__WHAT YOU NEED TO DO__.
Bring together all lines of the material below that contain the string "предприятия".

## START DATA SHOWN

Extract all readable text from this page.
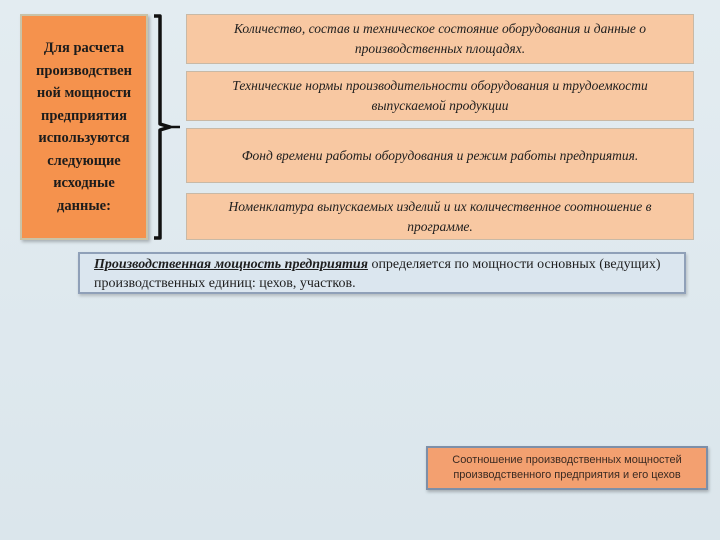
Для расчета
производствен
ной мощности
предприятия
используются
следующие
исходные
данные:
Количество, состав и техническое состояние оборудования и данные о производственных площадях.
Технические нормы производительности оборудования и трудоемкости выпускаемой продукции
Фонд времени работы оборудования и режим работы предприятия.
Номенклатура выпускаемых изделий и их количественное соотношение в программе.
Производственная мощность предприятия определяется по мощности основных (ведущих) производственных единиц: цехов, участков.
Соотношение производственных мощностей производственного предприятия и его цехов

## END DATA SHOWN

__RESPONSE TO THE TASK__.
предприятия
Фонд времени работы оборудования и режим работы предприятия.
Производственная мощность предприятия определяется по мощности основных (ведущих) производственных единиц: цехов, участков.
Соотношение производственных мощностей производственного предприятия и его цехов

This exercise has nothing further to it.